### Given records
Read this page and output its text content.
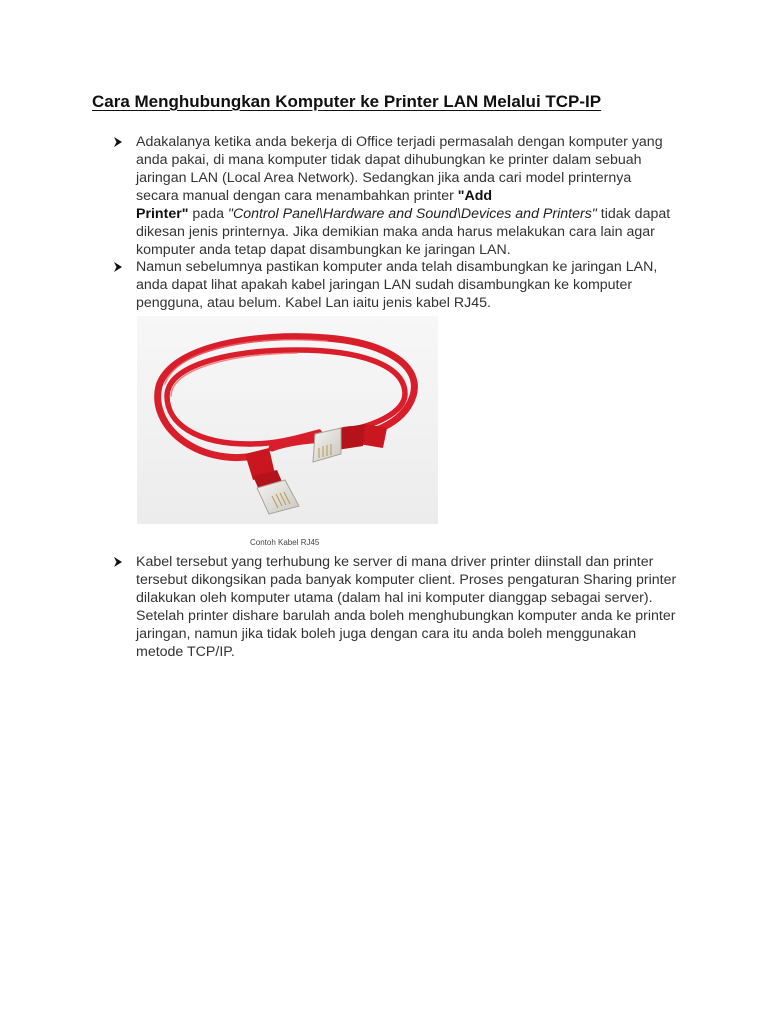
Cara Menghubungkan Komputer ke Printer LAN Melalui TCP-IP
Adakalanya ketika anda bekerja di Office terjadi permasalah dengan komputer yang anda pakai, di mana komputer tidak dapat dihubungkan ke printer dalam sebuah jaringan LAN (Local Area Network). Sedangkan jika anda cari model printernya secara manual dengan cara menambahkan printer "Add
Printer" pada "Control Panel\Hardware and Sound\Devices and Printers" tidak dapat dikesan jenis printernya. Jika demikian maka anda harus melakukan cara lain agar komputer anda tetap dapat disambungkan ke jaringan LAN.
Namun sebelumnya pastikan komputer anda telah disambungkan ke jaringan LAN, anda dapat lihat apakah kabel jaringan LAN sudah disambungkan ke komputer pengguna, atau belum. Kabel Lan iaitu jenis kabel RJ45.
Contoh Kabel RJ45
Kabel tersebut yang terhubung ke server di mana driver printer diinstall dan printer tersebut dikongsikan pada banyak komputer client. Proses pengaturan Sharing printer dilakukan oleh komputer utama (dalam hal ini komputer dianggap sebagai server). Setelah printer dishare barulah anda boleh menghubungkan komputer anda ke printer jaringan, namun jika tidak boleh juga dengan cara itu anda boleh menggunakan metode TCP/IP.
######
Using the data above, write out every line exactly, leaving the images behind.

Result of the exercise
Read this page and output its text content.
Cara Menghubungkan Komputer ke Printer LAN Melalui TCP-IP
Adakalanya ketika anda bekerja di Office terjadi permasalah dengan komputer yang anda pakai, di mana komputer tidak dapat dihubungkan ke printer dalam sebuah jaringan LAN (Local Area Network). Sedangkan jika anda cari model printernya secara manual dengan cara menambahkan printer "Add
Printer" pada "Control Panel\Hardware and Sound\Devices and Printers" tidak dapat dikesan jenis printernya. Jika demikian maka anda harus melakukan cara lain agar komputer anda tetap dapat disambungkan ke jaringan LAN.
Namun sebelumnya pastikan komputer anda telah disambungkan ke jaringan LAN, anda dapat lihat apakah kabel jaringan LAN sudah disambungkan ke komputer pengguna, atau belum. Kabel Lan iaitu jenis kabel RJ45.
Contoh Kabel RJ45
Kabel tersebut yang terhubung ke server di mana driver printer diinstall dan printer tersebut dikongsikan pada banyak komputer client. Proses pengaturan Sharing printer dilakukan oleh komputer utama (dalam hal ini komputer dianggap sebagai server). Setelah printer dishare barulah anda boleh menghubungkan komputer anda ke printer jaringan, namun jika tidak boleh juga dengan cara itu anda boleh menggunakan metode TCP/IP.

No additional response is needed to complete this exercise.